YOUR GOAL:
Copy the records below exactly, leaving out every picture.

(Data excerpts)
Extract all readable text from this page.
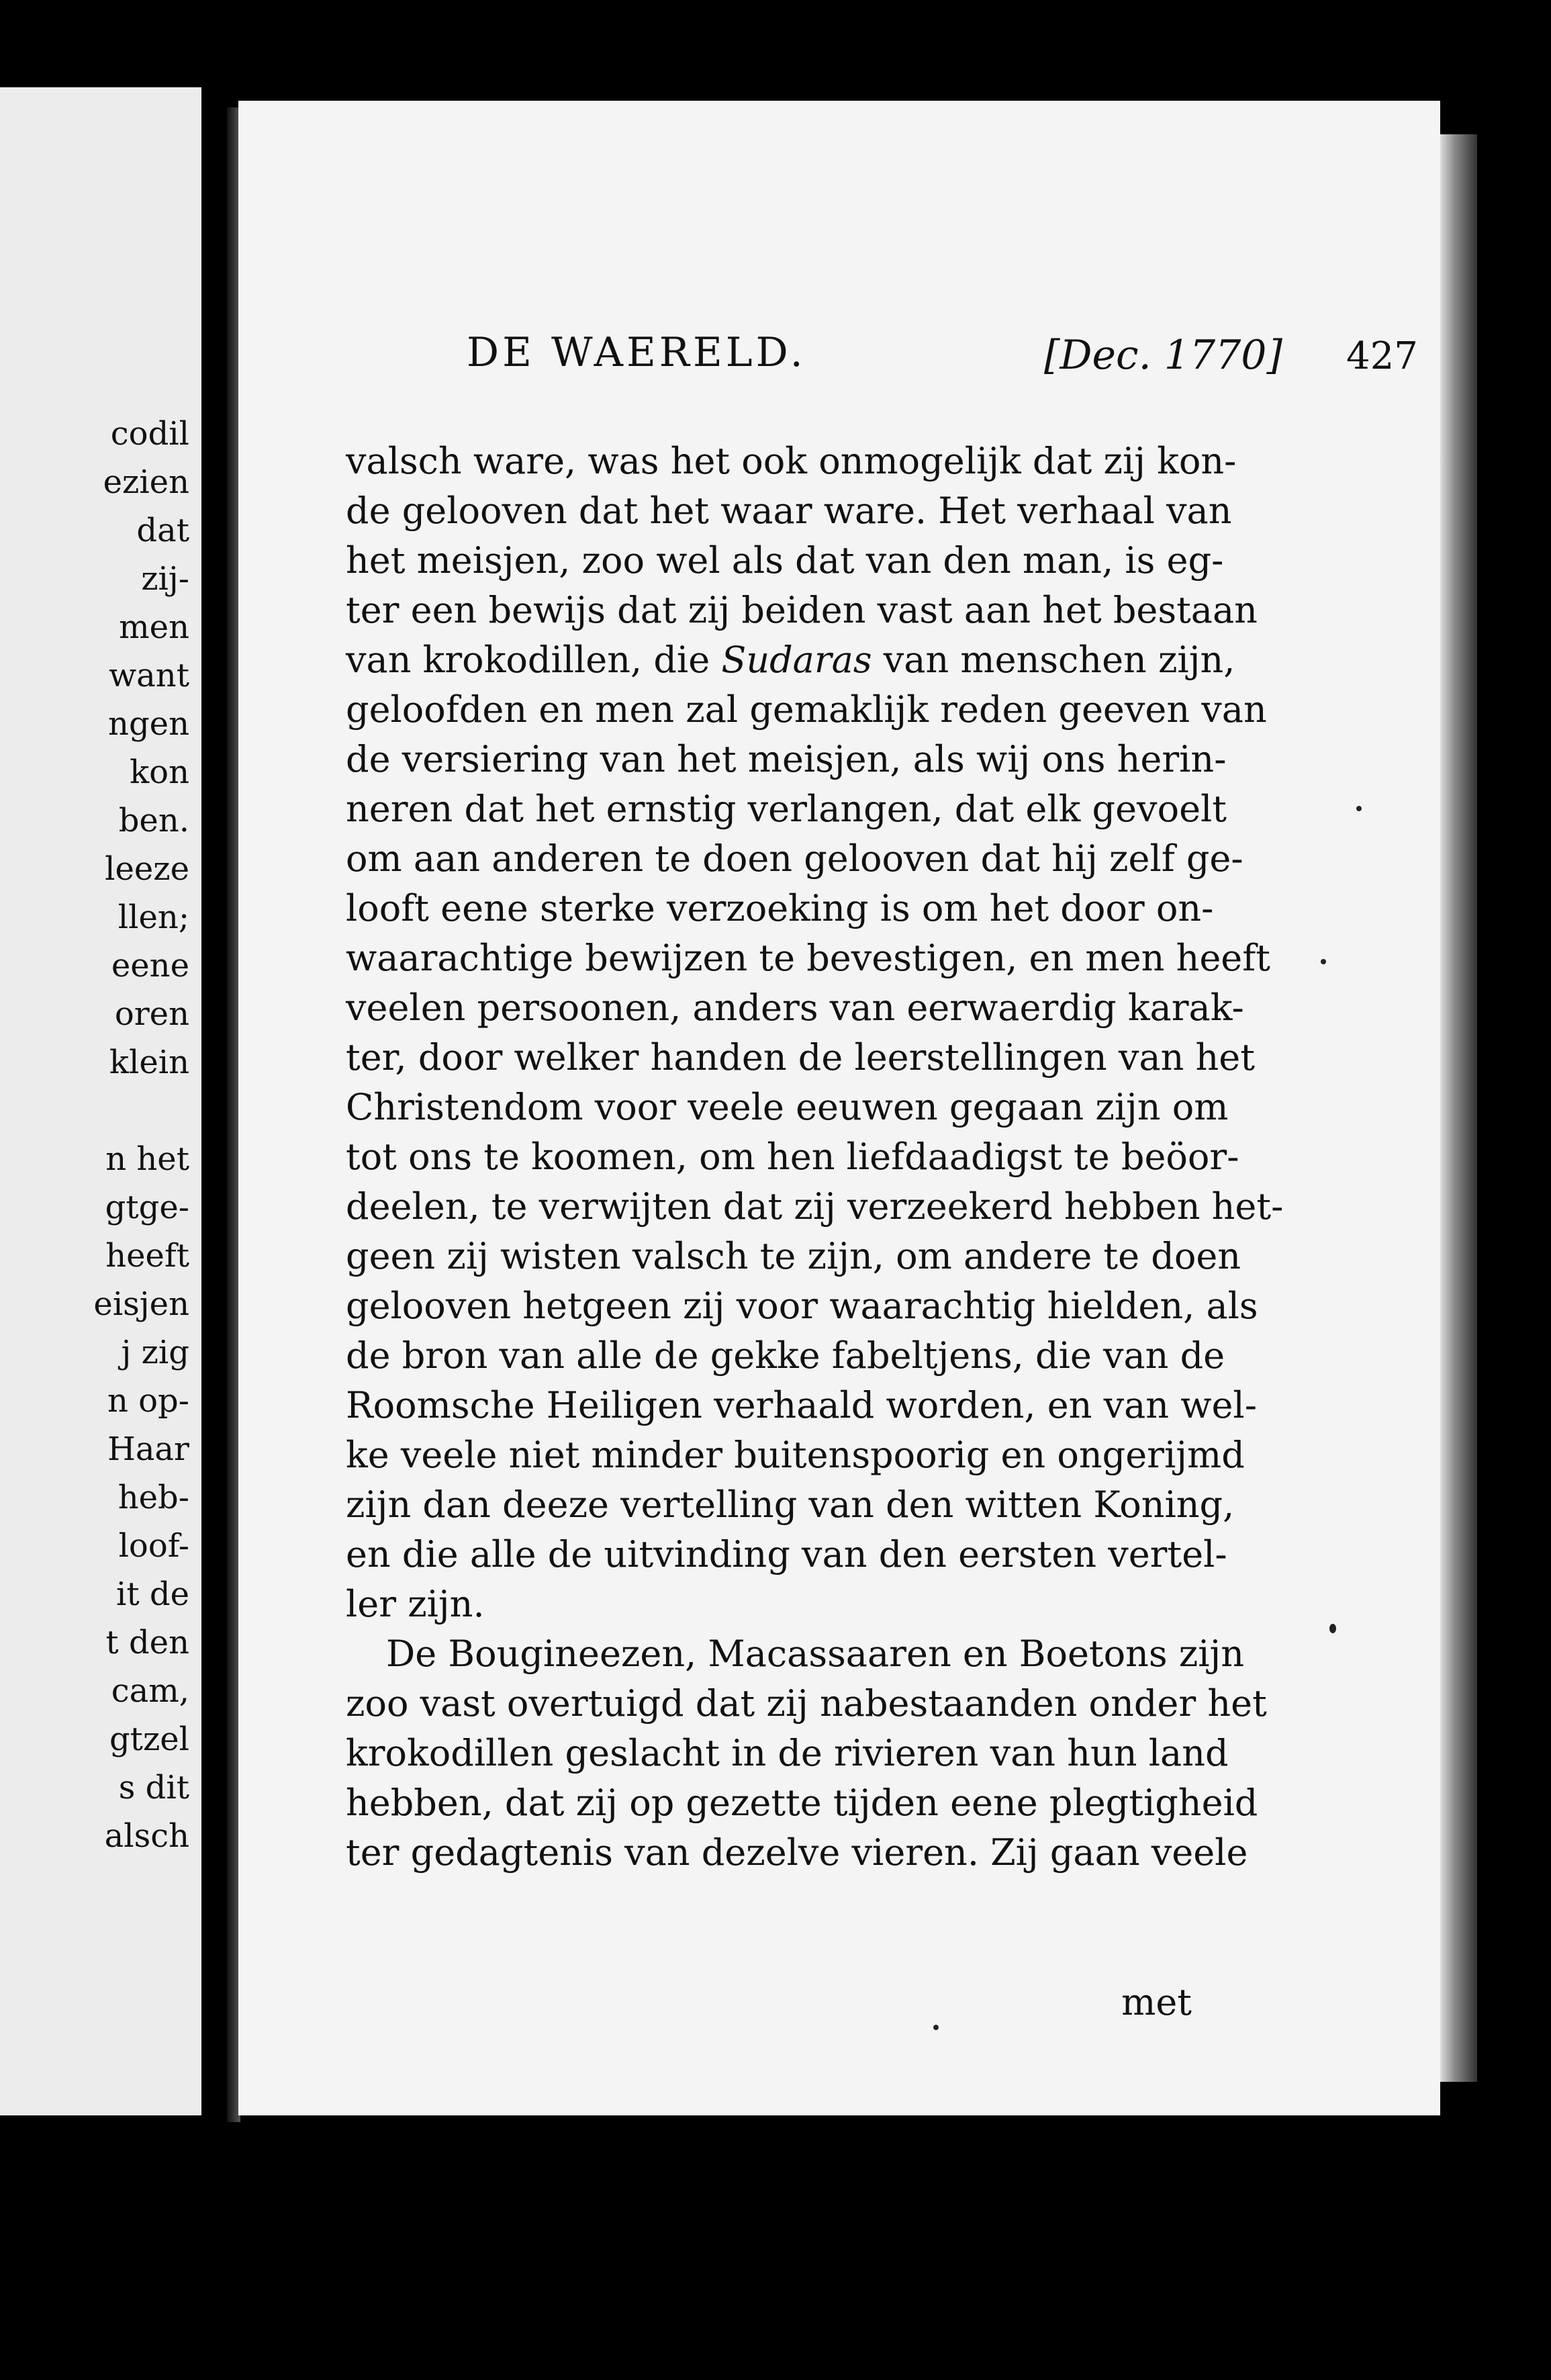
codil
ezien
dat
zij-
men
want
ngen
kon
ben.
leeze
llen;
eene
oren
klein
n het
gtge-
heeft
eisjen
j zig
n op-
Haar
heb-
loof-
it de
t den
cam,
gtzel
s dit
alsch
DE WAERELD.	[Dec. 1770] 427
valsch ware, was het ook onmogelijk dat zij kon-
de gelooven dat het waar ware. Het verhaal van
het meisjen, zoo wel als dat van den man, is eg-
ter een bewijs dat zij beiden vast aan het bestaan
van krokodillen, die Sudaras van menschen zijn,
geloofden en men zal gemaklijk reden geeven van
de versiering van het meisjen, als wij ons herin-
neren dat het ernstig verlangen, dat elk gevoelt
om aan anderen te doen gelooven dat hij zelf ge-
looft eene sterke verzoeking is om het door on-
waarachtige bewijzen te bevestigen, en men heeft
veelen persoonen, anders van eerwaerdig karak-
ter, door welker handen de leerstellingen van het
Christendom voor veele eeuwen gegaan zijn om
tot ons te koomen, om hen liefdaadigst te beöor-
deelen, te verwijten dat zij verzeekerd hebben het-
geen zij wisten valsch te zijn, om andere te doen
gelooven hetgeen zij voor waarachtig hielden, als
de bron van alle de gekke fabeltjens, die van de
Roomsche Heiligen verhaald worden, en van wel-
ke veele niet minder buitenspoorig en ongerijmd
zijn dan deeze vertelling van den witten Koning,
en die alle de uitvinding van den eersten vertel-
ler zijn.
De Bougineezen, Macassaaren en Boetons zijn
zoo vast overtuigd dat zij nabestaanden onder het
krokodillen geslacht in de rivieren van hun land
hebben, dat zij op gezette tijden eene plegtigheid
ter gedagtenis van dezelve vieren. Zij gaan veele
met
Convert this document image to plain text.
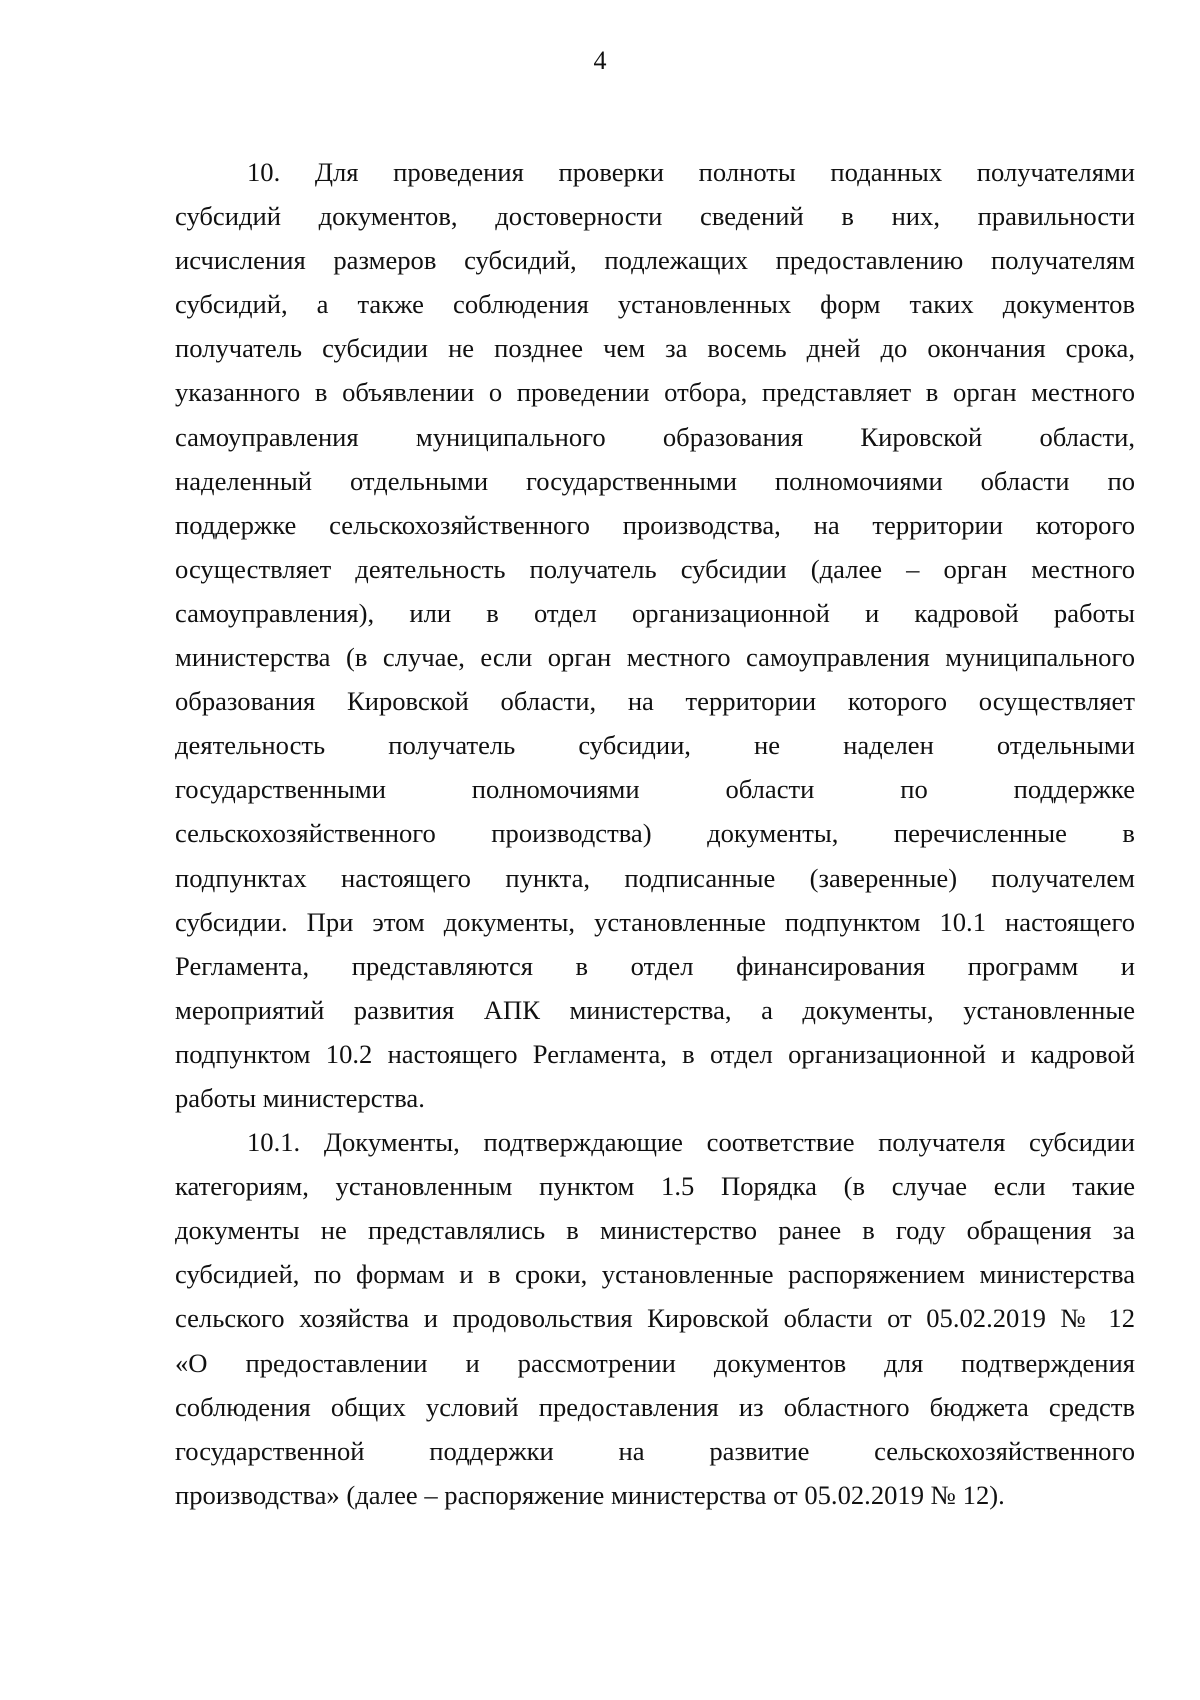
4
10. Для проведения проверки полноты поданных получателями
субсидий документов, достоверности сведений в них, правильности
исчисления размеров субсидий, подлежащих предоставлению получателям
субсидий, а также соблюдения установленных форм таких документов
получатель субсидии не позднее чем за восемь дней до окончания срока,
указанного в объявлении о проведении отбора, представляет в орган местного
самоуправления муниципального образования Кировской области,
наделенный отдельными государственными полномочиями области по
поддержке сельскохозяйственного производства, на территории которого
осуществляет деятельность получатель субсидии (далее – орган местного
самоуправления), или в отдел организационной и кадровой работы
министерства (в случае, если орган местного самоуправления муниципального
образования Кировской области, на территории которого осуществляет
деятельность получатель субсидии, не наделен отдельными
государственными полномочиями области по поддержке
сельскохозяйственного производства) документы, перечисленные в
подпунктах настоящего пункта, подписанные (заверенные) получателем
субсидии. При этом документы, установленные подпунктом 10.1 настоящего
Регламента, представляются в отдел финансирования программ и
мероприятий развития АПК министерства, а документы, установленные
подпунктом 10.2 настоящего Регламента, в отдел организационной и кадровой
работы министерства.
10.1. Документы, подтверждающие соответствие получателя субсидии
категориям, установленным пунктом 1.5 Порядка (в случае если такие
документы не представлялись в министерство ранее в году обращения за
субсидией, по формам и в сроки, установленные распоряжением министерства
сельского хозяйства и продовольствия Кировской области от 05.02.2019 № 12
«О предоставлении и рассмотрении документов для подтверждения
соблюдения общих условий предоставления из областного бюджета средств
государственной поддержки на развитие сельскохозяйственного
производства» (далее – распоряжение министерства от 05.02.2019 № 12).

PROBLEM SOLUTION:
Extract all readable text from this page.
codil
ezien
dat
zij-
men
want
ngen
kon
ben.
leeze
llen;
eene
oren
klein
n het
gtge-
heeft
eisjen
j zig
n op-
Haar
heb-
loof-
it de
t den
cam,
gtzel
s dit
alsch
DE WAERELD.	[Dec. 1770] 427
valsch ware, was het ook onmogelijk dat zij kon-
de gelooven dat het waar ware. Het verhaal van
het meisjen, zoo wel als dat van den man, is eg-
ter een bewijs dat zij beiden vast aan het bestaan
van krokodillen, die Sudaras van menschen zijn,
geloofden en men zal gemaklijk reden geeven van
de versiering van het meisjen, als wij ons herin-
neren dat het ernstig verlangen, dat elk gevoelt
om aan anderen te doen gelooven dat hij zelf ge-
looft eene sterke verzoeking is om het door on-
waarachtige bewijzen te bevestigen, en men heeft
veelen persoonen, anders van eerwaerdig karak-
ter, door welker handen de leerstellingen van het
Christendom voor veele eeuwen gegaan zijn om
tot ons te koomen, om hen liefdaadigst te beöor-
deelen, te verwijten dat zij verzeekerd hebben het-
geen zij wisten valsch te zijn, om andere te doen
gelooven hetgeen zij voor waarachtig hielden, als
de bron van alle de gekke fabeltjens, die van de
Roomsche Heiligen verhaald worden, en van wel-
ke veele niet minder buitenspoorig en ongerijmd
zijn dan deeze vertelling van den witten Koning,
en die alle de uitvinding van den eersten vertel-
ler zijn.
De Bougineezen, Macassaaren en Boetons zijn
zoo vast overtuigd dat zij nabestaanden onder het
krokodillen geslacht in de rivieren van hun land
hebben, dat zij op gezette tijden eene plegtigheid
ter gedagtenis van dezelve vieren. Zij gaan veele
met
Convert this document image to plain text.
4
10. Для проведения проверки полноты поданных получателями
субсидий документов, достоверности сведений в них, правильности
исчисления размеров субсидий, подлежащих предоставлению получателям
субсидий, а также соблюдения установленных форм таких документов
получатель субсидии не позднее чем за восемь дней до окончания срока,
указанного в объявлении о проведении отбора, представляет в орган местного
самоуправления муниципального образования Кировской области,
наделенный отдельными государственными полномочиями области по
поддержке сельскохозяйственного производства, на территории которого
осуществляет деятельность получатель субсидии (далее – орган местного
самоуправления), или в отдел организационной и кадровой работы
министерства (в случае, если орган местного самоуправления муниципального
образования Кировской области, на территории которого осуществляет
деятельность получатель субсидии, не наделен отдельными
государственными полномочиями области по поддержке
сельскохозяйственного производства) документы, перечисленные в
подпунктах настоящего пункта, подписанные (заверенные) получателем
субсидии. При этом документы, установленные подпунктом 10.1 настоящего
Регламента, представляются в отдел финансирования программ и
мероприятий развития АПК министерства, а документы, установленные
подпунктом 10.2 настоящего Регламента, в отдел организационной и кадровой
работы министерства.
10.1. Документы, подтверждающие соответствие получателя субсидии
категориям, установленным пунктом 1.5 Порядка (в случае если такие
документы не представлялись в министерство ранее в году обращения за
субсидией, по формам и в сроки, установленные распоряжением министерства
сельского хозяйства и продовольствия Кировской области от 05.02.2019 № 12
«О предоставлении и рассмотрении документов для подтверждения
соблюдения общих условий предоставления из областного бюджета средств
государственной поддержки на развитие сельскохозяйственного
производства» (далее – распоряжение министерства от 05.02.2019 № 12).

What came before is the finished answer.